## WRITTEN TASK
Print every item below line for line, changing nothing.

Dataset items
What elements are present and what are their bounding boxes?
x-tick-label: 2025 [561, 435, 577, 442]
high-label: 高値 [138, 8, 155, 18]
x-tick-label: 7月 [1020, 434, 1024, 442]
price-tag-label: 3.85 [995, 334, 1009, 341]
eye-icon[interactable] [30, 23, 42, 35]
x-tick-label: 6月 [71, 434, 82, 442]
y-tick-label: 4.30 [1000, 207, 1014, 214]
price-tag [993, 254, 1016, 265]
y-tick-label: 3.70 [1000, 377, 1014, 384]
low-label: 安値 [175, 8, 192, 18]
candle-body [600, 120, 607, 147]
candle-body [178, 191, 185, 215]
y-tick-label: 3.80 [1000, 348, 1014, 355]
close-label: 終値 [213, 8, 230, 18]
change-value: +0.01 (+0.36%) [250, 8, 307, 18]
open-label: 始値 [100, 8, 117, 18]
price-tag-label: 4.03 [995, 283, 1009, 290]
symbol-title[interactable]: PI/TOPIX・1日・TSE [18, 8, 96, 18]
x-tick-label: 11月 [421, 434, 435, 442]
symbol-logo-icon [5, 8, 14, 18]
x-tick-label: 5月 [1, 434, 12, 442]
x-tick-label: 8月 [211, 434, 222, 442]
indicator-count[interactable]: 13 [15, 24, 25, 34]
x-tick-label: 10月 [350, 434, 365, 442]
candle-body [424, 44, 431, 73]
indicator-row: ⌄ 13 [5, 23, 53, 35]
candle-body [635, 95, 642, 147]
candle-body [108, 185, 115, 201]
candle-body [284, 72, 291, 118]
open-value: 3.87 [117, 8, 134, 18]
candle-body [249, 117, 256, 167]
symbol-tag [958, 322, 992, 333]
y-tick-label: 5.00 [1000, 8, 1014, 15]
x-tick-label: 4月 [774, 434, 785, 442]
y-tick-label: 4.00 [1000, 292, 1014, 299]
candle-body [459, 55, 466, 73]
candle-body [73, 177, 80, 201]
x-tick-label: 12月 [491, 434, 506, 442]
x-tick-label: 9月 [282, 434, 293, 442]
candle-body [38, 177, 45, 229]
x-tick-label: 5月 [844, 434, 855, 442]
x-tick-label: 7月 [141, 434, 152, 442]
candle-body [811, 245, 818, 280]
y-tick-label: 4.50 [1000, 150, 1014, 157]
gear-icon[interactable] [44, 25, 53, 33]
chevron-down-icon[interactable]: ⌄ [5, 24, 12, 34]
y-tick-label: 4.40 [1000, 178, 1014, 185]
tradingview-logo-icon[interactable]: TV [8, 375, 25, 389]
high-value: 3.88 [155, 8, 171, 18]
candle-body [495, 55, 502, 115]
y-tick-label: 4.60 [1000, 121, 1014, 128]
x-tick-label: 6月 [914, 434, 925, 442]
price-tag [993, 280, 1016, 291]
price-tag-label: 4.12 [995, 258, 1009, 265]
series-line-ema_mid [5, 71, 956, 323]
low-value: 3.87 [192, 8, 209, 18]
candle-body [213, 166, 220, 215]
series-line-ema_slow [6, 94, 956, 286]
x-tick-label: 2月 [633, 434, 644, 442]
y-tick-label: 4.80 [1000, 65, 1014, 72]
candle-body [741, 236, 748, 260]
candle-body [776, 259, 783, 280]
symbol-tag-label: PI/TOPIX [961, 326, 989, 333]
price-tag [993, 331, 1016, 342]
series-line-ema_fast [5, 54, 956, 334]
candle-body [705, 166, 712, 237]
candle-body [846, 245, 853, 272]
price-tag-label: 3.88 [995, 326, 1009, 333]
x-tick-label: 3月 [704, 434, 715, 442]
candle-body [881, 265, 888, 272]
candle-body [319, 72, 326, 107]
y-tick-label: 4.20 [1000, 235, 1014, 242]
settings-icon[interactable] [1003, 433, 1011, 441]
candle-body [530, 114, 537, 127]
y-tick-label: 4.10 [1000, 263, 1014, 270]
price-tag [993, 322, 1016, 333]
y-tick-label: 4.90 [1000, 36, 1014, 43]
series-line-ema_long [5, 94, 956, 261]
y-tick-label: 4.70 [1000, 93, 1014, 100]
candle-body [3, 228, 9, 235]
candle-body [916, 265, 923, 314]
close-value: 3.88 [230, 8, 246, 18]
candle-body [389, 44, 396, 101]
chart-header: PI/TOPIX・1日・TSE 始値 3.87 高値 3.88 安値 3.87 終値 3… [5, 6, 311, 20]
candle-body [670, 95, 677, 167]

## EXERCISE RESULT
What elements are present and what are their bounding boxes?
x-tick-label: 2025 [561, 435, 577, 442]
high-label: 高値 [138, 8, 155, 18]
x-tick-label: 7月 [1020, 434, 1024, 442]
price-tag-label: 3.85 [995, 334, 1009, 341]
eye-icon[interactable] [30, 23, 42, 35]
x-tick-label: 6月 [71, 434, 82, 442]
y-tick-label: 4.30 [1000, 207, 1014, 214]
price-tag [993, 254, 1016, 265]
y-tick-label: 3.70 [1000, 377, 1014, 384]
low-label: 安値 [175, 8, 192, 18]
candle-body [600, 120, 607, 147]
candle-body [178, 191, 185, 215]
y-tick-label: 3.80 [1000, 348, 1014, 355]
close-label: 終値 [213, 8, 230, 18]
change-value: +0.01 (+0.36%) [250, 8, 307, 18]
open-label: 始値 [100, 8, 117, 18]
price-tag-label: 4.03 [995, 283, 1009, 290]
symbol-title[interactable]: PI/TOPIX・1日・TSE [18, 8, 96, 18]
x-tick-label: 11月 [421, 434, 435, 442]
symbol-logo-icon [5, 8, 14, 18]
x-tick-label: 5月 [1, 434, 12, 442]
x-tick-label: 8月 [211, 434, 222, 442]
indicator-count[interactable]: 13 [15, 24, 25, 34]
x-tick-label: 10月 [350, 434, 365, 442]
candle-body [424, 44, 431, 73]
indicator-row: ⌄ 13 [5, 23, 53, 35]
candle-body [635, 95, 642, 147]
candle-body [108, 185, 115, 201]
candle-body [284, 72, 291, 118]
open-value: 3.87 [117, 8, 134, 18]
candle-body [249, 117, 256, 167]
symbol-tag [958, 322, 992, 333]
y-tick-label: 5.00 [1000, 8, 1014, 15]
x-tick-label: 4月 [774, 434, 785, 442]
y-tick-label: 4.00 [1000, 292, 1014, 299]
candle-body [459, 55, 466, 73]
candle-body [73, 177, 80, 201]
x-tick-label: 12月 [491, 434, 506, 442]
x-tick-label: 9月 [282, 434, 293, 442]
candle-body [38, 177, 45, 229]
x-tick-label: 5月 [844, 434, 855, 442]
x-tick-label: 7月 [141, 434, 152, 442]
candle-body [811, 245, 818, 280]
y-tick-label: 4.50 [1000, 150, 1014, 157]
gear-icon[interactable] [44, 25, 53, 33]
chevron-down-icon[interactable]: ⌄ [5, 24, 12, 34]
y-tick-label: 4.40 [1000, 178, 1014, 185]
tradingview-logo-icon[interactable]: TV [8, 375, 25, 389]
high-value: 3.88 [155, 8, 171, 18]
candle-body [495, 55, 502, 115]
y-tick-label: 4.60 [1000, 121, 1014, 128]
x-tick-label: 6月 [914, 434, 925, 442]
price-tag [993, 280, 1016, 291]
price-tag-label: 4.12 [995, 258, 1009, 265]
series-line-ema_mid [5, 71, 956, 323]
low-value: 3.87 [192, 8, 209, 18]
candle-body [213, 166, 220, 215]
series-line-ema_slow [6, 94, 956, 286]
x-tick-label: 2月 [633, 434, 644, 442]
y-tick-label: 4.80 [1000, 65, 1014, 72]
candle-body [741, 236, 748, 260]
candle-body [776, 259, 783, 280]
symbol-tag-label: PI/TOPIX [961, 326, 989, 333]
price-tag [993, 331, 1016, 342]
series-line-ema_fast [5, 54, 956, 334]
candle-body [705, 166, 712, 237]
candle-body [846, 245, 853, 272]
price-tag-label: 3.88 [995, 326, 1009, 333]
x-tick-label: 3月 [704, 434, 715, 442]
candle-body [881, 265, 888, 272]
candle-body [319, 72, 326, 107]
y-tick-label: 4.20 [1000, 235, 1014, 242]
settings-icon[interactable] [1003, 433, 1011, 441]
candle-body [530, 114, 537, 127]
y-tick-label: 4.10 [1000, 263, 1014, 270]
price-tag [993, 322, 1016, 333]
y-tick-label: 4.90 [1000, 36, 1014, 43]
series-line-ema_long [5, 94, 956, 261]
y-tick-label: 4.70 [1000, 93, 1014, 100]
candle-body [3, 228, 9, 235]
candle-body [916, 265, 923, 314]
close-value: 3.88 [230, 8, 246, 18]
candle-body [389, 44, 396, 101]
chart-header: PI/TOPIX・1日・TSE 始値 3.87 高値 3.88 安値 3.87 終値 3… [5, 6, 311, 20]
candle-body [670, 95, 677, 167]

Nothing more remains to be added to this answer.